### The exercise
Where does the string "icon" appear in the records? Copy every line that contains it.

-- begin Information shown --

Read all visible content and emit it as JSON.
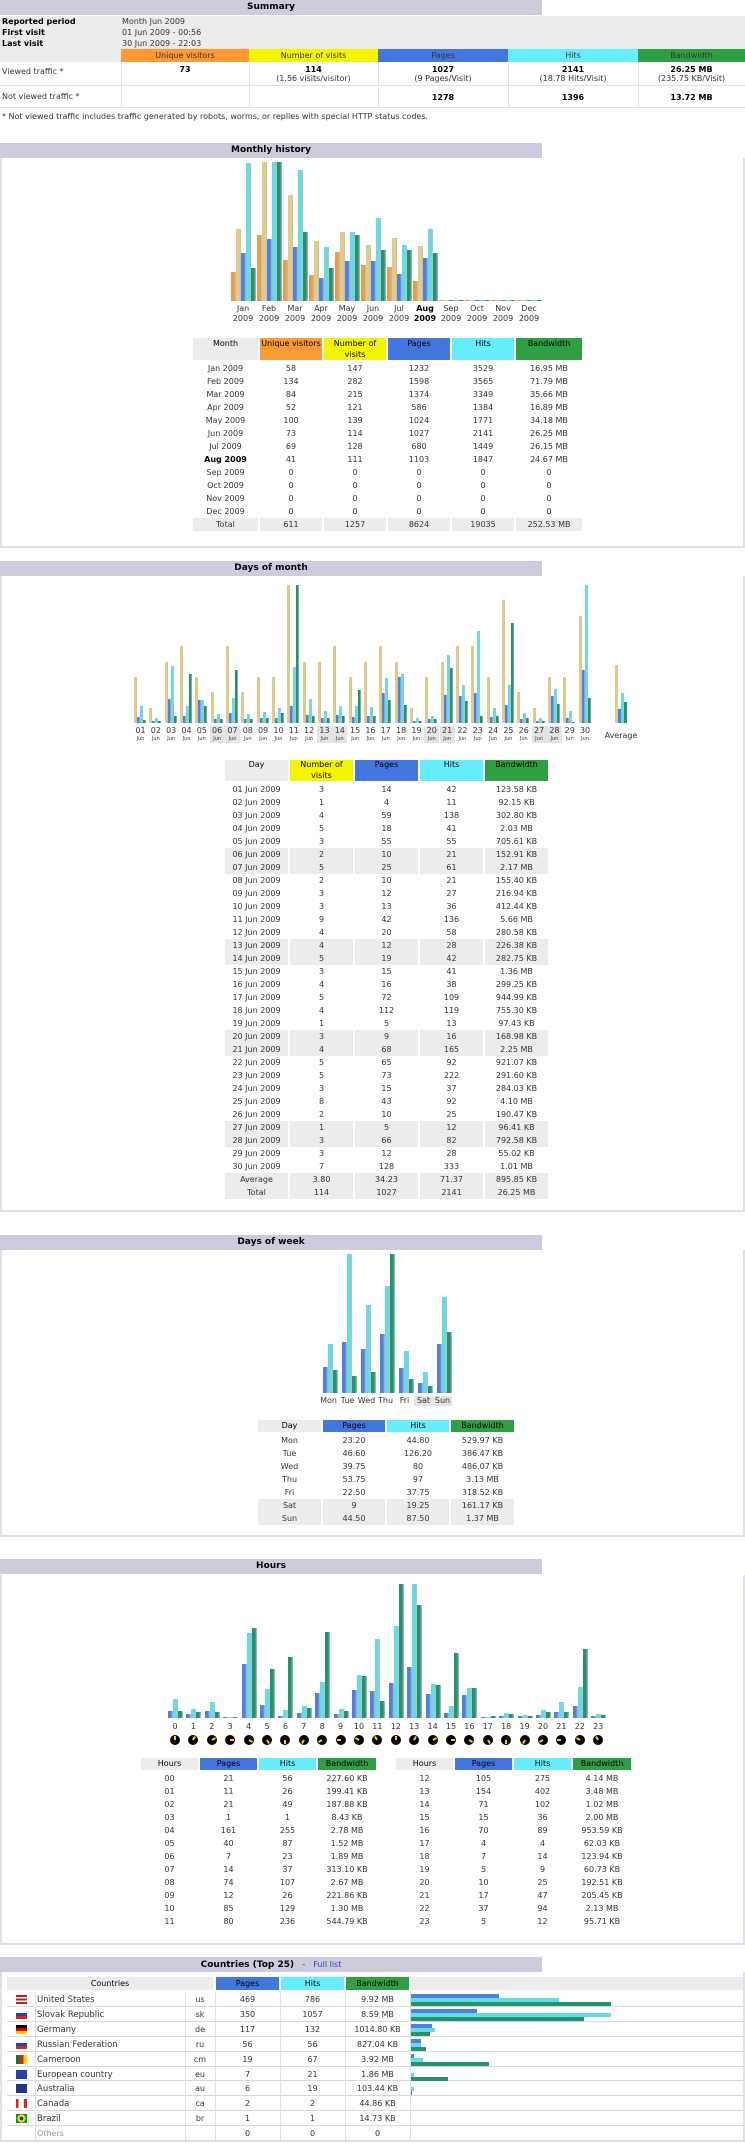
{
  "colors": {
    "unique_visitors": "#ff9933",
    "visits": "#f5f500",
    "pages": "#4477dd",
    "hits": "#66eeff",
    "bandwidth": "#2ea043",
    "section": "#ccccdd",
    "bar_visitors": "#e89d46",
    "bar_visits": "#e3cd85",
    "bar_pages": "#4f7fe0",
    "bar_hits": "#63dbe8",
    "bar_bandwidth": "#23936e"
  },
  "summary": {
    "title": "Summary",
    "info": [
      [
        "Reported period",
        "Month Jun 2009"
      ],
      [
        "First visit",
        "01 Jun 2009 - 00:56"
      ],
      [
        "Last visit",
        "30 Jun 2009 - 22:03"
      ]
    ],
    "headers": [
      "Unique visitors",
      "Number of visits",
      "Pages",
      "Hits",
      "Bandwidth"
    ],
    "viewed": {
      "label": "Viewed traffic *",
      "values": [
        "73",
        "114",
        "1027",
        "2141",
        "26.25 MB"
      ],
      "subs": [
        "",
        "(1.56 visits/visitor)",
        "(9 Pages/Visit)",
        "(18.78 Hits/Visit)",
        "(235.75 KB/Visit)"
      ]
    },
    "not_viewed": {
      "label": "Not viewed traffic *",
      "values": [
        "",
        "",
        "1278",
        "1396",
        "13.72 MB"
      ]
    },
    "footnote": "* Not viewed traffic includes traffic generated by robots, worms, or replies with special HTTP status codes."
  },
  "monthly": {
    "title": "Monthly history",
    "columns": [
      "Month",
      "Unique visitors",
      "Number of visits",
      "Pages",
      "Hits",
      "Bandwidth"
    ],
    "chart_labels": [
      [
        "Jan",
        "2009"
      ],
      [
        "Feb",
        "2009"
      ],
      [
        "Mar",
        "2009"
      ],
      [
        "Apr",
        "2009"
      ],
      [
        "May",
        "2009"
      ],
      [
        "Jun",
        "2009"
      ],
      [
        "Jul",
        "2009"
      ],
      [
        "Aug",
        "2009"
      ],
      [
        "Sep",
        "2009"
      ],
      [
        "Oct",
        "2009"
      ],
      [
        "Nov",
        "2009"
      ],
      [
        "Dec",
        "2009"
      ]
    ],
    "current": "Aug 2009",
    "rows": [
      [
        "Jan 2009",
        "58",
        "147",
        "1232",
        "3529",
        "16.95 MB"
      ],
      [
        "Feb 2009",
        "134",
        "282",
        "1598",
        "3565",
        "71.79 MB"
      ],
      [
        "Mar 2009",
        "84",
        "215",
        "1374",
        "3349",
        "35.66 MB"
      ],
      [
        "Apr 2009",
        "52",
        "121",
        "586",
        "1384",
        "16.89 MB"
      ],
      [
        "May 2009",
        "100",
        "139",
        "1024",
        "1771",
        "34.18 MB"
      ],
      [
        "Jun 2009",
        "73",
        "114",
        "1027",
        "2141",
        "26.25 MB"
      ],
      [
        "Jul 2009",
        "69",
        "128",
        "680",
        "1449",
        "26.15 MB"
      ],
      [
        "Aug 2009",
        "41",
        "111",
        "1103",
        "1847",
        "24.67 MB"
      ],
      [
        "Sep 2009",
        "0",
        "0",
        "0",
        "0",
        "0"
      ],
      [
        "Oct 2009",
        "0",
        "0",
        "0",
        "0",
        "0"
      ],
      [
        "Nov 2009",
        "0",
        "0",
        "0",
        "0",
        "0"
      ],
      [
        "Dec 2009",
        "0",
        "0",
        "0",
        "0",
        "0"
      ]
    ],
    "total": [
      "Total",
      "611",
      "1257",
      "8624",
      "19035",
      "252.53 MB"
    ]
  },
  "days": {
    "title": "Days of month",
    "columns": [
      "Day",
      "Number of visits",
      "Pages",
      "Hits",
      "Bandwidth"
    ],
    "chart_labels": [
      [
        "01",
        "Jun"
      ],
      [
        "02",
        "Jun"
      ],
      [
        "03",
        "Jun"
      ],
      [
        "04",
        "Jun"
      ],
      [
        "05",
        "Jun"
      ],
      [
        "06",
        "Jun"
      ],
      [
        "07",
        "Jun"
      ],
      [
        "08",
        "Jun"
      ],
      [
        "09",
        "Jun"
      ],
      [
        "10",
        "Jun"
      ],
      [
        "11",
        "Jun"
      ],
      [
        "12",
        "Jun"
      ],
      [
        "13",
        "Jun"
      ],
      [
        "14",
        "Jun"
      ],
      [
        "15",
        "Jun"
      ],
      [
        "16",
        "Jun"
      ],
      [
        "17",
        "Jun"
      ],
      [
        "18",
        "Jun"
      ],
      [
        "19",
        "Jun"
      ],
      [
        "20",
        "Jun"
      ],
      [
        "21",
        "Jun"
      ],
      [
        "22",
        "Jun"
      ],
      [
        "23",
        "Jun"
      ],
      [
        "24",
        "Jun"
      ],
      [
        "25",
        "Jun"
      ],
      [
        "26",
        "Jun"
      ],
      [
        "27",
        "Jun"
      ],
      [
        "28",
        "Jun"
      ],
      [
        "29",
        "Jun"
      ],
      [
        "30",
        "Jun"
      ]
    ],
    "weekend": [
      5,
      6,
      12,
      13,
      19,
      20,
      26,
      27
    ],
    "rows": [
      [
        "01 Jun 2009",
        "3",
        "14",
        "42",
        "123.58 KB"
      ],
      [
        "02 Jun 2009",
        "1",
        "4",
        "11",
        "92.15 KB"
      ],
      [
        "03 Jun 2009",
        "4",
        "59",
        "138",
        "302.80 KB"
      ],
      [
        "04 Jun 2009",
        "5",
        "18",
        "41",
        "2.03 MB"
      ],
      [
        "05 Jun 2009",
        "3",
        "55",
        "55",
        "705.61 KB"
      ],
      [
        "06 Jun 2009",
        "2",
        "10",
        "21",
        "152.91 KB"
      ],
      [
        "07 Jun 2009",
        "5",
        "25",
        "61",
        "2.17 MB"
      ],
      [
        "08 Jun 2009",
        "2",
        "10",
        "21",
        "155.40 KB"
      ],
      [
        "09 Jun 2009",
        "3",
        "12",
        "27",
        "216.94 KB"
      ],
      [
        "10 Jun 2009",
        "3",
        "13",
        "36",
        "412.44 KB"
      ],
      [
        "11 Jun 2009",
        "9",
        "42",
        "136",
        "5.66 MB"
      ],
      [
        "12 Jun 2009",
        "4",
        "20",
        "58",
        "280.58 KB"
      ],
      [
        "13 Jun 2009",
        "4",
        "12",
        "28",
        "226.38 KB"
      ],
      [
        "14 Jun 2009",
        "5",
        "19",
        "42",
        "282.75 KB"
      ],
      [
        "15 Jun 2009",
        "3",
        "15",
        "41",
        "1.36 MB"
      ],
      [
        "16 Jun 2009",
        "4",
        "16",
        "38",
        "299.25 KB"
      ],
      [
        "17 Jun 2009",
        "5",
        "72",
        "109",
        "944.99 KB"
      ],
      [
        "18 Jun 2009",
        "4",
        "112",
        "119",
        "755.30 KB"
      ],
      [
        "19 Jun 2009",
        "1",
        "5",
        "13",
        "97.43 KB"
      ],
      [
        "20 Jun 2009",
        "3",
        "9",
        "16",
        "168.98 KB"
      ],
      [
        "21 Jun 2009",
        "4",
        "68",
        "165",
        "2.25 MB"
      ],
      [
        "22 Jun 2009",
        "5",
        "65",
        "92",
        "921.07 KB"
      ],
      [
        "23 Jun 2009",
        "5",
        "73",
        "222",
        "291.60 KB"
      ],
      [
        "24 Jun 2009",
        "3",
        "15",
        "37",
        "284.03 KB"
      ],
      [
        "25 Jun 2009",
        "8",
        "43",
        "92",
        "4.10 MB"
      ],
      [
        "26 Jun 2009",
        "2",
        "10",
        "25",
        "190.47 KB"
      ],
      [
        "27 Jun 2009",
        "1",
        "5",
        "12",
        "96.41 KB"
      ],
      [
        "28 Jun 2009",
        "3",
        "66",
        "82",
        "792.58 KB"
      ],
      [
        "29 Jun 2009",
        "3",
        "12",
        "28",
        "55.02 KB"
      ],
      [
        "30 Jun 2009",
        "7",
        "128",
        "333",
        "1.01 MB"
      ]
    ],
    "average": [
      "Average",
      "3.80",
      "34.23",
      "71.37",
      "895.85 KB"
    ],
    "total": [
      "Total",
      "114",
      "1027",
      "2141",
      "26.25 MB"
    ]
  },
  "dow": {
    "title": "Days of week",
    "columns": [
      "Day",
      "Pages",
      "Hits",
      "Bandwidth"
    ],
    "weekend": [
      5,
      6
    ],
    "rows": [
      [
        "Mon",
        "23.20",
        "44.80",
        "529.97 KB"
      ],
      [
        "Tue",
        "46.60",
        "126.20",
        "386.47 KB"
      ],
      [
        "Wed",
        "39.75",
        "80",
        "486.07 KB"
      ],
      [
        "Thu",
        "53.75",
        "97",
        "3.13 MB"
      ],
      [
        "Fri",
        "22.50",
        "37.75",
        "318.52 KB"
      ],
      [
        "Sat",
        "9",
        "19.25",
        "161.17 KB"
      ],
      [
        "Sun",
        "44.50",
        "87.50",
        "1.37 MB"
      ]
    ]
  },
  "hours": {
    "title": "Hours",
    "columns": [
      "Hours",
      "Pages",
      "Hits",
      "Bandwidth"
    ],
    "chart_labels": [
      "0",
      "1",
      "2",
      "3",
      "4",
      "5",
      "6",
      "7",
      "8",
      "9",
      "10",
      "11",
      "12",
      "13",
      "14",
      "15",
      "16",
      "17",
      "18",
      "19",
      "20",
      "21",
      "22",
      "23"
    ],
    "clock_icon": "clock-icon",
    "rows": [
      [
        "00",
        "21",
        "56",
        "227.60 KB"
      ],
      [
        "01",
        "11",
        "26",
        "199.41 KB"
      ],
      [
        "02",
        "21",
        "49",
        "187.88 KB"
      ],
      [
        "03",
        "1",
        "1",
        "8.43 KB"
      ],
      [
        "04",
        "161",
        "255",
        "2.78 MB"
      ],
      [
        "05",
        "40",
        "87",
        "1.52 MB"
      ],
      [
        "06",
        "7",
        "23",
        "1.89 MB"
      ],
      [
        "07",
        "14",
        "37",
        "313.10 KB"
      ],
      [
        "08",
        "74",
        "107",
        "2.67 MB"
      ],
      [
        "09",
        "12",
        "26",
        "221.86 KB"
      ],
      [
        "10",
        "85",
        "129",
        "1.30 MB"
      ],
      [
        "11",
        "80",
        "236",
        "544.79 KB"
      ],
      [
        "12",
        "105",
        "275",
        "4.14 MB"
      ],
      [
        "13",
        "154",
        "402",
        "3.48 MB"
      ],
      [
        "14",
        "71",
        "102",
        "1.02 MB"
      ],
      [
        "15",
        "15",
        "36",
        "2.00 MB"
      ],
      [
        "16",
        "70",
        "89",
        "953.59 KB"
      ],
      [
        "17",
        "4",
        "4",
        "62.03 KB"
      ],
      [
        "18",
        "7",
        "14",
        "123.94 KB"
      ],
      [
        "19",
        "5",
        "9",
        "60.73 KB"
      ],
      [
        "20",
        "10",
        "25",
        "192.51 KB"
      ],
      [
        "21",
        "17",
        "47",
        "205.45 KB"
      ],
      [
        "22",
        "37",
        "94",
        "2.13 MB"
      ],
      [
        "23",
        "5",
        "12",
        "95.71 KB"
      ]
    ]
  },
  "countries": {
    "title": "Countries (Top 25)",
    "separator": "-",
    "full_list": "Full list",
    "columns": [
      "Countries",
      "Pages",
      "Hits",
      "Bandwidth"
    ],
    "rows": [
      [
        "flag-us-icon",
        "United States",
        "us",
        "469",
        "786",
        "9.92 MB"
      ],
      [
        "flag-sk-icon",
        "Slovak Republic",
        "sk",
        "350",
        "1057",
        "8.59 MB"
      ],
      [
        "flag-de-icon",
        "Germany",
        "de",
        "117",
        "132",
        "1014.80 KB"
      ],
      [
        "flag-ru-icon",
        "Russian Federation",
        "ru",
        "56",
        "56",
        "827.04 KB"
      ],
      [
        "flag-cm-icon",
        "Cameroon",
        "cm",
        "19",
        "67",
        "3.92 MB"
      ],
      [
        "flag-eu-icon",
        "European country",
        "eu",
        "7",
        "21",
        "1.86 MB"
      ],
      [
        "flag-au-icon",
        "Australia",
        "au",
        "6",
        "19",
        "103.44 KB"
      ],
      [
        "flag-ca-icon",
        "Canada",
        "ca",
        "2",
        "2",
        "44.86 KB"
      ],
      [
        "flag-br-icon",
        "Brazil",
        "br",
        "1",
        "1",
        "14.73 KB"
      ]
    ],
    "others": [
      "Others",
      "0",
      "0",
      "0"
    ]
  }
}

-- end Information shown --

### The result
    "clock_icon": "clock-icon",
        "flag-us-icon",
        "flag-sk-icon",
        "flag-de-icon",
        "flag-ru-icon",
        "flag-cm-icon",
        "flag-eu-icon",
        "flag-au-icon",
        "flag-ca-icon",
        "flag-br-icon",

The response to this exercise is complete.